This commit extends the fixit-producing machine to consider std::array as a
transformation target type and teaches it to handle the array subscript on const
size arrays with a trivial (empty) fixit.
The transformation is straightforward for most cases:
T array[N]; => std::array<T, N> array;
but for array of const pointers it needs to be:
T* const array[N]; => const std::array<T*, N> array;
This case and other special cases are to be implemented in follow-up
patches.
---
.../Analysis/Analyses/UnsafeBufferUsage.h | 10 +-
clang/lib/Analysis/UnsafeBufferUsage.cpp | 85 ++++++++++++++++-
clang/lib/Sema/AnalysisBasedWarnings.cpp | 16 +++-
.../warn-unsafe-buffer-usage-array.cpp | 24 +++++
.../warn-unsafe-buffer-usage-debug.cpp | 12 +--
...fe-buffer-usage-fixits-local-var-array.cpp | 95 +++++++++++++++++++
.../test/SemaCXX/warn-unsafe-buffer-usage.cpp | 5 +
7 files changed, 230 insertions(+), 17 deletions(-)

# [Activities]
1) From the commit message, set down the text between "This commit extends" and "trivial (empty) fixit.", inclusive.
2) Answer these questions from the commit message:
(a) What type does the commit add as a transformation target?
(b) For an array of const pointers declared as T* const array[N];, what must the transformation produce?
(c) How many files were changed in total?

# [Data supplied]
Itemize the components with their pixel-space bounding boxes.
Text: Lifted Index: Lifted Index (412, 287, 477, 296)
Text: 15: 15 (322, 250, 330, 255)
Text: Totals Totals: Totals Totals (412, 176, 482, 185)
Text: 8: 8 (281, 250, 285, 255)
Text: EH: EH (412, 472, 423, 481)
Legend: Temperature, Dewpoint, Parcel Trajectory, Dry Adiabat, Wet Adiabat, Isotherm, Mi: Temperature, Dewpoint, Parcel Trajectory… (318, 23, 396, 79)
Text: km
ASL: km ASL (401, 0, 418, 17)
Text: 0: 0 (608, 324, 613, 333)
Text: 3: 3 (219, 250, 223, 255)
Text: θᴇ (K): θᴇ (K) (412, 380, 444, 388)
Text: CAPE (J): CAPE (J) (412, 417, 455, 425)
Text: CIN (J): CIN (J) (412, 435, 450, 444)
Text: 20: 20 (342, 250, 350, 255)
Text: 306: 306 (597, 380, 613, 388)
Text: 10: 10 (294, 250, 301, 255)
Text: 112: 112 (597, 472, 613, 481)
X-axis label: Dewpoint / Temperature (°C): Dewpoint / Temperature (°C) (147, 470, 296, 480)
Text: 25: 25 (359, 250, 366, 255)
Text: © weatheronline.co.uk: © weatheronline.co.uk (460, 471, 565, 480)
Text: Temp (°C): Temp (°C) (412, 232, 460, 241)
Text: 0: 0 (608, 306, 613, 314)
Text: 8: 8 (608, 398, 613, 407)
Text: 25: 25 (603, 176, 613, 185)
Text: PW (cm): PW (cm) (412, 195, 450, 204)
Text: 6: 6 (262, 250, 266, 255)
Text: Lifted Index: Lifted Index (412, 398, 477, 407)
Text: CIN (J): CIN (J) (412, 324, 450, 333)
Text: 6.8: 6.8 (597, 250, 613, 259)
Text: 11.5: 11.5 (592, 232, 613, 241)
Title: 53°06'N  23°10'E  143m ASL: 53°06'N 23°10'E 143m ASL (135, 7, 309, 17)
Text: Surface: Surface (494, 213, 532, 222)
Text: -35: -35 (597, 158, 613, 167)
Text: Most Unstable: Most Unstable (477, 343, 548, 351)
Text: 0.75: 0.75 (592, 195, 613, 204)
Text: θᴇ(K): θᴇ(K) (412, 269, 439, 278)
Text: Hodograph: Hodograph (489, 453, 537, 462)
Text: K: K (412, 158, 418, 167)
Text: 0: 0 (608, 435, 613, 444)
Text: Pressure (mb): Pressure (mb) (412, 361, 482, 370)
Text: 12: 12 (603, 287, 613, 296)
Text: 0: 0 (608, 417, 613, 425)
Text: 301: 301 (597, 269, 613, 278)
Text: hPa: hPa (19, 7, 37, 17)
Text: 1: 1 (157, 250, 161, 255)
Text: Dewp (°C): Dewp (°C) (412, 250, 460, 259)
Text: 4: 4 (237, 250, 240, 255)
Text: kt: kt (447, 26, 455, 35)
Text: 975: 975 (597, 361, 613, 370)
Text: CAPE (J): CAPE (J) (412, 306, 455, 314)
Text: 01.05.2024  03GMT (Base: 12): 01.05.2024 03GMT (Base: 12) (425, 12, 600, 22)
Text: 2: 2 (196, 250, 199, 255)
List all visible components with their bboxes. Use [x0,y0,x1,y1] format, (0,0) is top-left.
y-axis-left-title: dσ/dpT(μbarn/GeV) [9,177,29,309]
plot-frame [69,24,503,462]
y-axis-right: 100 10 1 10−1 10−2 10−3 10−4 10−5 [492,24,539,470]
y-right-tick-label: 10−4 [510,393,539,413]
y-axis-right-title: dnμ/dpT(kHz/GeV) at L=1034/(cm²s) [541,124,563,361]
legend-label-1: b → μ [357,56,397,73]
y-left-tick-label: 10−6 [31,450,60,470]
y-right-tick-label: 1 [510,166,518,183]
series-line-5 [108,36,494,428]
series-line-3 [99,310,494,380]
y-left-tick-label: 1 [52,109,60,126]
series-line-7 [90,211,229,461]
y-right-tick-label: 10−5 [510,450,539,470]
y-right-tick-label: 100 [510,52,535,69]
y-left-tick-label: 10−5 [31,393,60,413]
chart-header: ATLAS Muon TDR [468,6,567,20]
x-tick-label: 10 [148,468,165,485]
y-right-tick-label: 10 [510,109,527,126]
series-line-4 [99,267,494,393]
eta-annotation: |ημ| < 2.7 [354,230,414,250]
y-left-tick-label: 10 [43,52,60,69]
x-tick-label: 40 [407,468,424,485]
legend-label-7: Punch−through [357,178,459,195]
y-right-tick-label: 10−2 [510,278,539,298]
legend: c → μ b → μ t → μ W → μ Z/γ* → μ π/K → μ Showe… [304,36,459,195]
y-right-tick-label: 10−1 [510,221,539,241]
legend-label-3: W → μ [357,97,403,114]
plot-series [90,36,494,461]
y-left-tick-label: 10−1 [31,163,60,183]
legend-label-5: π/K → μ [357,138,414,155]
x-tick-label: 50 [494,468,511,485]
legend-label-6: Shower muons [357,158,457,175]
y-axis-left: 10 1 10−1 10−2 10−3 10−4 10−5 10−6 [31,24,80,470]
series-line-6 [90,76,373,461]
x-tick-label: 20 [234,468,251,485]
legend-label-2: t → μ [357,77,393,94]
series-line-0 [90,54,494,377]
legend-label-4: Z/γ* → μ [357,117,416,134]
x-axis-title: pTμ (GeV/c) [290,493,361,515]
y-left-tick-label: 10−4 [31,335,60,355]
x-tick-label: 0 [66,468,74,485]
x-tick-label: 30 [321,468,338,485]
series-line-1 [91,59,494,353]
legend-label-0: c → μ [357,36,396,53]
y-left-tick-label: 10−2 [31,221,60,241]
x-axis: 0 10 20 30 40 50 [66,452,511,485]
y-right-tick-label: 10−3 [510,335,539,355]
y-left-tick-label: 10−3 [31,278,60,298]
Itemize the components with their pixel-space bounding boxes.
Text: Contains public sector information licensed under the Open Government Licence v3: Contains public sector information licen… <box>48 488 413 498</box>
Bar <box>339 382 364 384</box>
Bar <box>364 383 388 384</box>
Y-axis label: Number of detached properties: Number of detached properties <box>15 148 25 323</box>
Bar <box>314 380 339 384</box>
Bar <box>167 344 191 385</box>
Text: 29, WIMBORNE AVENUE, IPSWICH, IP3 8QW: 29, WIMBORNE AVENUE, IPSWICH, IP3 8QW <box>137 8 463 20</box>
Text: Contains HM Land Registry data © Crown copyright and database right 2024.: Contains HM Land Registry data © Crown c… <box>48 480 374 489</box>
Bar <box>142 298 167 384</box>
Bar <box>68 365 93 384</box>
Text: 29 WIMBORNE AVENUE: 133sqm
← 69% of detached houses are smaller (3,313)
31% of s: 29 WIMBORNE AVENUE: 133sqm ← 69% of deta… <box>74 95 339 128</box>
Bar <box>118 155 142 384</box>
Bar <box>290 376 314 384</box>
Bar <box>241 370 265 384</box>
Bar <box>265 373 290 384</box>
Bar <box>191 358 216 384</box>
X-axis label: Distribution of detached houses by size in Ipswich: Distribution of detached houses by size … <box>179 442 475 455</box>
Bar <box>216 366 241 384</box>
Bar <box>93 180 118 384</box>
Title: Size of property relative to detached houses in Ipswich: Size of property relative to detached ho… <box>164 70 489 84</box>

# [Solution set]
1)
This commit extends the fixit-producing machine to consider std::array as a
transformation target type and teaches it to handle the array subscript on const
size arrays with a trivial (empty) fixit.

2)
(a) std::array
(b) const std::array<T*, N> array;
(c) 7